## start Records to use

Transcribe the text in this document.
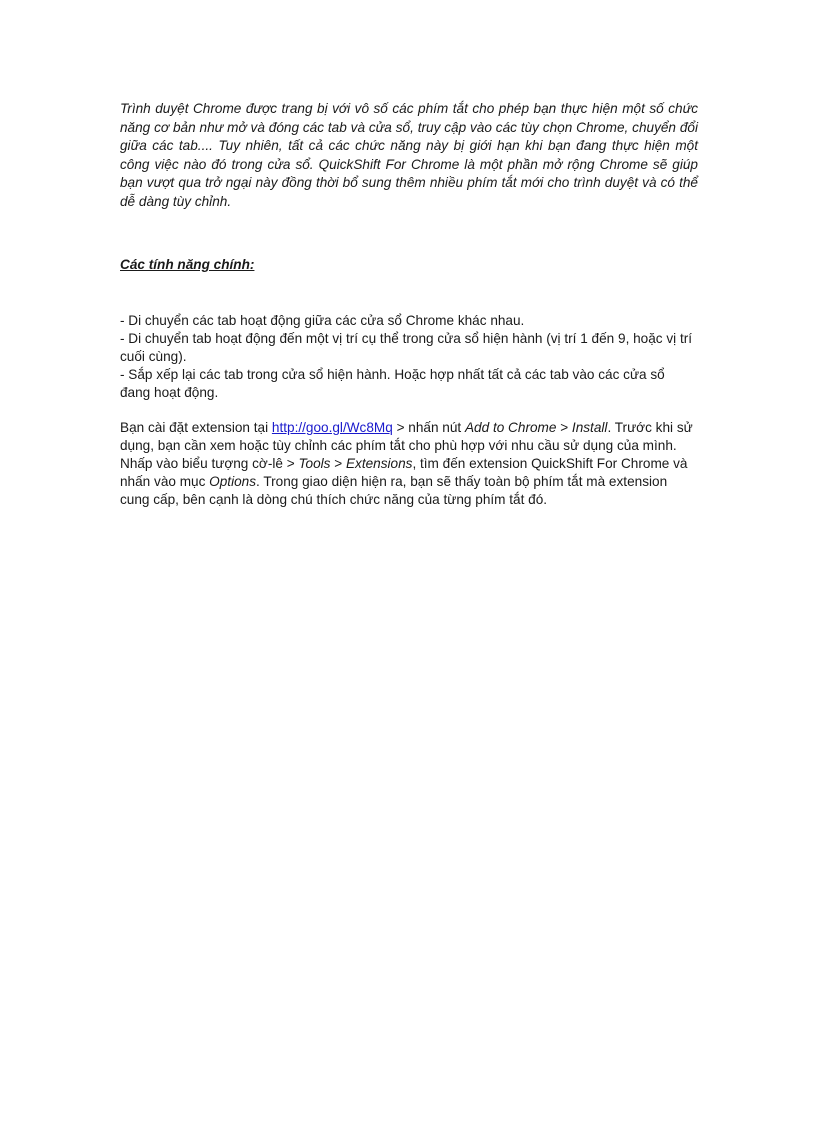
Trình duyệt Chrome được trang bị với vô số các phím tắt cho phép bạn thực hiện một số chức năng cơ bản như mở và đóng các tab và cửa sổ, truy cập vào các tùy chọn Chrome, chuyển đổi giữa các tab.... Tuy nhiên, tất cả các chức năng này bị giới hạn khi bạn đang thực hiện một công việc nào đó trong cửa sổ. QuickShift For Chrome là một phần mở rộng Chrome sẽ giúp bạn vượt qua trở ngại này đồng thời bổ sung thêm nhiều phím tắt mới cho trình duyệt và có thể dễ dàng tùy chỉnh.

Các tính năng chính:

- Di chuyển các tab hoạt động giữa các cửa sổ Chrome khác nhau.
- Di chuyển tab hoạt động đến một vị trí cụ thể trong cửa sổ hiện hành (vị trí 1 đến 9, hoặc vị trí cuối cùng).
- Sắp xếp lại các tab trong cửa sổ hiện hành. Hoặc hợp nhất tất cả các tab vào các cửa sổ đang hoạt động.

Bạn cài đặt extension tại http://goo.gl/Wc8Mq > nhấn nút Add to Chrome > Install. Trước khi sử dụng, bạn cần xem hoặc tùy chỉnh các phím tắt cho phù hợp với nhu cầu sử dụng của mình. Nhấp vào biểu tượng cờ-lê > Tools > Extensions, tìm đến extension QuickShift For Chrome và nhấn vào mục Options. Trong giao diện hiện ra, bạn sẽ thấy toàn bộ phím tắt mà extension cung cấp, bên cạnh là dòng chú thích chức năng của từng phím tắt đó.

## end Records to use
## start Records to use

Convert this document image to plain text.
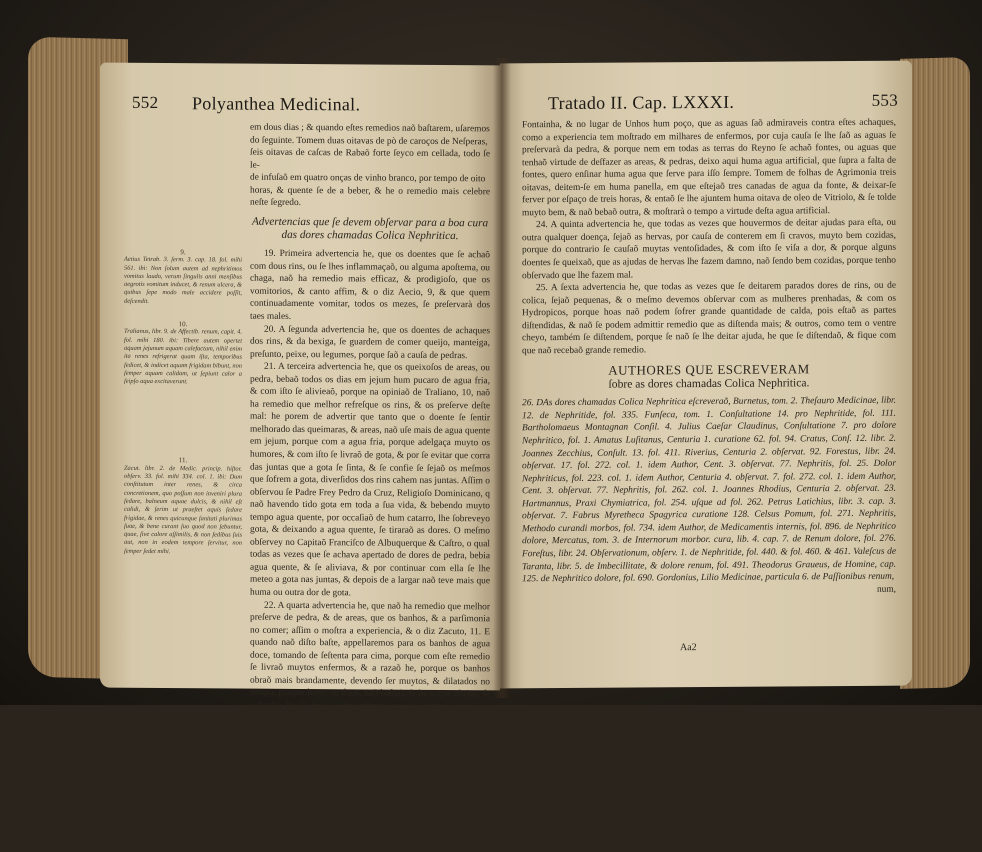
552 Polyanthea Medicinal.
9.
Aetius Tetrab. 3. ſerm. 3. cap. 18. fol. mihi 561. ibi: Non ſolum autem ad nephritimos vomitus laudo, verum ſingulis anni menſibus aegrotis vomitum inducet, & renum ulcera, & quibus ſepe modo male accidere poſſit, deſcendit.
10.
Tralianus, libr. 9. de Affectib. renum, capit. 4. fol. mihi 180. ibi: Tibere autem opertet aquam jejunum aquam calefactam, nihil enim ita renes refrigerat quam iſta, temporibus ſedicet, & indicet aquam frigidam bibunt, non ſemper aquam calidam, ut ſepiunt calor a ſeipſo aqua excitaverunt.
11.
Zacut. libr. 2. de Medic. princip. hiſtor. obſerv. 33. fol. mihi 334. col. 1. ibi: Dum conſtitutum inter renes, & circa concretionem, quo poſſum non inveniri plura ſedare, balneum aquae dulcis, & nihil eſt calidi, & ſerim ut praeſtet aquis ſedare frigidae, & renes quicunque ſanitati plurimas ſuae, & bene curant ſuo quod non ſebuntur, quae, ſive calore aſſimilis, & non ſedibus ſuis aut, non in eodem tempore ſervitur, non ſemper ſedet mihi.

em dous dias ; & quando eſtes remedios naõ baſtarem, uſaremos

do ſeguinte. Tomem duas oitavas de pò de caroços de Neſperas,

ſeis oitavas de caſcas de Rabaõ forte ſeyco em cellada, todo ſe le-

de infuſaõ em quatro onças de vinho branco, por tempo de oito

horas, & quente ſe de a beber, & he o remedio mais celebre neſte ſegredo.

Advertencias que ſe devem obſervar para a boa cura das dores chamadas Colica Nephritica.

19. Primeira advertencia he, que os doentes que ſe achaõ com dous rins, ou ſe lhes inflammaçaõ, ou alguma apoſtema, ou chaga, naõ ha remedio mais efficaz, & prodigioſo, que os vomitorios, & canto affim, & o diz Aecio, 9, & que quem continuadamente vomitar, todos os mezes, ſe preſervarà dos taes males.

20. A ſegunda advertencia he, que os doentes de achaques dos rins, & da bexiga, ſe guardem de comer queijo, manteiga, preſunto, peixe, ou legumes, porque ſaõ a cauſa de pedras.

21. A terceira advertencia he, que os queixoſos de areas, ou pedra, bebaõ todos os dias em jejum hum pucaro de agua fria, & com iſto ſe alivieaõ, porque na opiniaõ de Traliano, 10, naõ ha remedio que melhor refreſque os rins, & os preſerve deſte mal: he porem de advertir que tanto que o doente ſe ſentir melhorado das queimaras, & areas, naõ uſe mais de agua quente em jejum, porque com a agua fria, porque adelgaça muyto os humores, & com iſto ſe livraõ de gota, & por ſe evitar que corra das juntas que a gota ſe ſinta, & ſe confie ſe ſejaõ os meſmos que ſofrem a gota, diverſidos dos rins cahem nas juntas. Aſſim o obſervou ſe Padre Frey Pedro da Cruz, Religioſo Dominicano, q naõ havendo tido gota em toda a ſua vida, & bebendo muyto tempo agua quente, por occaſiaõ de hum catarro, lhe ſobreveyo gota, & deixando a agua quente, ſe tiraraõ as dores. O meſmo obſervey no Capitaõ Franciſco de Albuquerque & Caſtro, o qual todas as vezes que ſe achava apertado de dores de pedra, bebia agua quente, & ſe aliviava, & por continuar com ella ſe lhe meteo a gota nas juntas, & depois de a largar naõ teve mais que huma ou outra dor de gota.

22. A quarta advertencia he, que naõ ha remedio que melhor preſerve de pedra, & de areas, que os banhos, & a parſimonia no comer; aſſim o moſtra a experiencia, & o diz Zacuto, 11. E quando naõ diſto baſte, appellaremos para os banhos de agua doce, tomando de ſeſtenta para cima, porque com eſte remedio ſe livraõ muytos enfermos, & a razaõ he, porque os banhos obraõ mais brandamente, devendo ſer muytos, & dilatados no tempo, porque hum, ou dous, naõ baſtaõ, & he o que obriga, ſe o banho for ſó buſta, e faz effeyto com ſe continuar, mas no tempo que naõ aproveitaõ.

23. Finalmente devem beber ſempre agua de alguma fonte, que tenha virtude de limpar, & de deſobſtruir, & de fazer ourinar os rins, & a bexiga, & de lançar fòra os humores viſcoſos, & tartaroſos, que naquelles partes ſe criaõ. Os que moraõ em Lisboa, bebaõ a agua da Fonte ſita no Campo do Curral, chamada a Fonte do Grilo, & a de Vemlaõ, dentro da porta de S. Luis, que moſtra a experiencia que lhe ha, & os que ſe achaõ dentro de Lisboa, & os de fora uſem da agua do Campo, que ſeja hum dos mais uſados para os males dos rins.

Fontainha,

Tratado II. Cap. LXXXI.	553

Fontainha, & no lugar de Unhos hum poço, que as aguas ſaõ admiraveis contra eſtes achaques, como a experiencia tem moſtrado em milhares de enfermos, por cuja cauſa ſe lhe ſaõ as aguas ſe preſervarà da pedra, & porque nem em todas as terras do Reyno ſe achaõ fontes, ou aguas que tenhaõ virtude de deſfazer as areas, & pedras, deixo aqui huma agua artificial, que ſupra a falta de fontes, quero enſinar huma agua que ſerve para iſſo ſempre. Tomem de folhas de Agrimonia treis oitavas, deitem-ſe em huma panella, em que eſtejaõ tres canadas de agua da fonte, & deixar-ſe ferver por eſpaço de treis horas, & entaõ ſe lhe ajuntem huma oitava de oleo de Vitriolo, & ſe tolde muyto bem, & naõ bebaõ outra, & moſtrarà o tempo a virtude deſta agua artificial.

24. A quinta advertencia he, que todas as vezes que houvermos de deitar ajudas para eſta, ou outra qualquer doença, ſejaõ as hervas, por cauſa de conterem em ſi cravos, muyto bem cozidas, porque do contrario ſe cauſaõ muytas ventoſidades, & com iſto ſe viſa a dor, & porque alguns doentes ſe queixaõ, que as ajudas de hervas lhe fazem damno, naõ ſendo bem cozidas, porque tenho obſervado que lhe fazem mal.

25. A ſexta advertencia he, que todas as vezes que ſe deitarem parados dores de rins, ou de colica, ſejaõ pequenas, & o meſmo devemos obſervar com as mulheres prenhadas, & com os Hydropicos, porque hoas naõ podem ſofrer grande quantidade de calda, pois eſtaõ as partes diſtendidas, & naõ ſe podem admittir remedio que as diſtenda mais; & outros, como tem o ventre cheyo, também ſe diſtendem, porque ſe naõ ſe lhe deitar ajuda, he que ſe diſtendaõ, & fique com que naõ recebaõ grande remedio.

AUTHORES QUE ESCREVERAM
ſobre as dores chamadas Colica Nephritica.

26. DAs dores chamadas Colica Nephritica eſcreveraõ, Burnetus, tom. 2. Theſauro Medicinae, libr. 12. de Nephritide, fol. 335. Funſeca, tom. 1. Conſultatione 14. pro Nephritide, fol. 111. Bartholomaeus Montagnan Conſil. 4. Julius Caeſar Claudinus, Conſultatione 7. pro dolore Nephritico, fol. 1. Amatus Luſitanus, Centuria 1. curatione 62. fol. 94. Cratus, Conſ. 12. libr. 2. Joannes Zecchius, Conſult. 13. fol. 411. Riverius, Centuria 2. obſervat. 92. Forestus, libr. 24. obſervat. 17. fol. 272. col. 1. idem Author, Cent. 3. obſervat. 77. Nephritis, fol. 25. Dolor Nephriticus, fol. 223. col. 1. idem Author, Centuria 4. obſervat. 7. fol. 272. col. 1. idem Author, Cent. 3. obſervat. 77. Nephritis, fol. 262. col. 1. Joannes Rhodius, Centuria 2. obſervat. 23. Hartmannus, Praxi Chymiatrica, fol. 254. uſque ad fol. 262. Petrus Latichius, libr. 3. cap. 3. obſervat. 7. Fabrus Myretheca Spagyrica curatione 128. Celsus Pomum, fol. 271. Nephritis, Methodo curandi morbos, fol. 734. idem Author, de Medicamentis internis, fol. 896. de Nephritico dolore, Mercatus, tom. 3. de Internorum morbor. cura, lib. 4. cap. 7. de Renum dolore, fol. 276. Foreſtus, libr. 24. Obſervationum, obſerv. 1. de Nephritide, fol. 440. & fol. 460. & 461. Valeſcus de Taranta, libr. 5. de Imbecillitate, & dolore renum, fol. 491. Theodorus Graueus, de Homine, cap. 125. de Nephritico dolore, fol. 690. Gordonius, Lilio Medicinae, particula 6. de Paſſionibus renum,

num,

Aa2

## end Records to use

● **What the task asks**
Gather all lines with the string "doentes" from the data.

● **Completed exercise**
19. Primeira advertencia he, que os doentes que ſe achaõ com dous rins, ou ſe lhes inflammaçaõ, ou alguma apoſtema, ou chaga, naõ ha remedio mais efficaz, & prodigioſo, que os vomitorios, & canto affim, & o diz Aecio, 9, & que quem continuadamente vomitar, todos os mezes, ſe preſervarà dos taes males.
20. A ſegunda advertencia he, que os doentes de achaques dos rins, & da bexiga, ſe guardem de comer queijo, manteiga, preſunto, peixe, ou legumes, porque ſaõ a cauſa de pedras.
24. A quinta advertencia he, que todas as vezes que houvermos de deitar ajudas para eſta, ou outra qualquer doença, ſejaõ as hervas, por cauſa de conterem em ſi cravos, muyto bem cozidas, porque do contrario ſe cauſaõ muytas ventoſidades, & com iſto ſe viſa a dor, & porque alguns doentes ſe queixaõ, que as ajudas de hervas lhe fazem damno, naõ ſendo bem cozidas, porque tenho obſervado que lhe fazem mal.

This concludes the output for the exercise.